------ Records ------

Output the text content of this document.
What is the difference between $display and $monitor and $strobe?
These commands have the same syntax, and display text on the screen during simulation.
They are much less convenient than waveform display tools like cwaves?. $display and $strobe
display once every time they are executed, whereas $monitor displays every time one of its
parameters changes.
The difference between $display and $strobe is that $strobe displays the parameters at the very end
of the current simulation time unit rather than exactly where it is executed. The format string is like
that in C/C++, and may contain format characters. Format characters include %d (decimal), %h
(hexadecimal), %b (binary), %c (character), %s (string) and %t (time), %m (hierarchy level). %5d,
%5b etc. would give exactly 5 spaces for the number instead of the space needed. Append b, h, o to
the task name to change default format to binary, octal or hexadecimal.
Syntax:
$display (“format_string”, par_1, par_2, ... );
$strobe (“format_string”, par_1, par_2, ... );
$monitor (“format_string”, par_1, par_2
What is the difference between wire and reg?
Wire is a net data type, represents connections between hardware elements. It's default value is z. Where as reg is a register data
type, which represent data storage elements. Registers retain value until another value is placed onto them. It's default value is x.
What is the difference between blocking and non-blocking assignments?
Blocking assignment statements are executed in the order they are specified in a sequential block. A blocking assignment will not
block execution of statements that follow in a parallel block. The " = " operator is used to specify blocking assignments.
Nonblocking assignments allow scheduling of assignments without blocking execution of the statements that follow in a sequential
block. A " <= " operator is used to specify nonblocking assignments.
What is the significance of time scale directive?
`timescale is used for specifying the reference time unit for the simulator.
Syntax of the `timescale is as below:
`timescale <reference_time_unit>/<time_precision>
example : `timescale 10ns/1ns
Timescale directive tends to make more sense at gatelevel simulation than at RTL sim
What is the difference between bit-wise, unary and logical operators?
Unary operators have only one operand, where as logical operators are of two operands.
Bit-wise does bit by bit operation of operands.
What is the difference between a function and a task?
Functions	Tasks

------

> _What you will do_
Repeat the records above exactly as they appear.

> _Response to this task_
Output the text content of this document.
What is the difference between $display and $monitor and $strobe?
These commands have the same syntax, and display text on the screen during simulation.
They are much less convenient than waveform display tools like cwaves?. $display and $strobe
display once every time they are executed, whereas $monitor displays every time one of its
parameters changes.
The difference between $display and $strobe is that $strobe displays the parameters at the very end
of the current simulation time unit rather than exactly where it is executed. The format string is like
that in C/C++, and may contain format characters. Format characters include %d (decimal), %h
(hexadecimal), %b (binary), %c (character), %s (string) and %t (time), %m (hierarchy level). %5d,
%5b etc. would give exactly 5 spaces for the number instead of the space needed. Append b, h, o to
the task name to change default format to binary, octal or hexadecimal.
Syntax:
$display (“format_string”, par_1, par_2, ... );
$strobe (“format_string”, par_1, par_2, ... );
$monitor (“format_string”, par_1, par_2
What is the difference between wire and reg?
Wire is a net data type, represents connections between hardware elements. It's default value is z. Where as reg is a register data
type, which represent data storage elements. Registers retain value until another value is placed onto them. It's default value is x.
What is the difference between blocking and non-blocking assignments?
Blocking assignment statements are executed in the order they are specified in a sequential block. A blocking assignment will not
block execution of statements that follow in a parallel block. The " = " operator is used to specify blocking assignments.
Nonblocking assignments allow scheduling of assignments without blocking execution of the statements that follow in a sequential
block. A " <= " operator is used to specify nonblocking assignments.
What is the significance of time scale directive?
`timescale is used for specifying the reference time unit for the simulator.
Syntax of the `timescale is as below:
`timescale <reference_time_unit>/<time_precision>
example : `timescale 10ns/1ns
Timescale directive tends to make more sense at gatelevel simulation than at RTL sim
What is the difference between bit-wise, unary and logical operators?
Unary operators have only one operand, where as logical operators are of two operands.
Bit-wise does bit by bit operation of operands.
What is the difference between a function and a task?
Functions	Tasks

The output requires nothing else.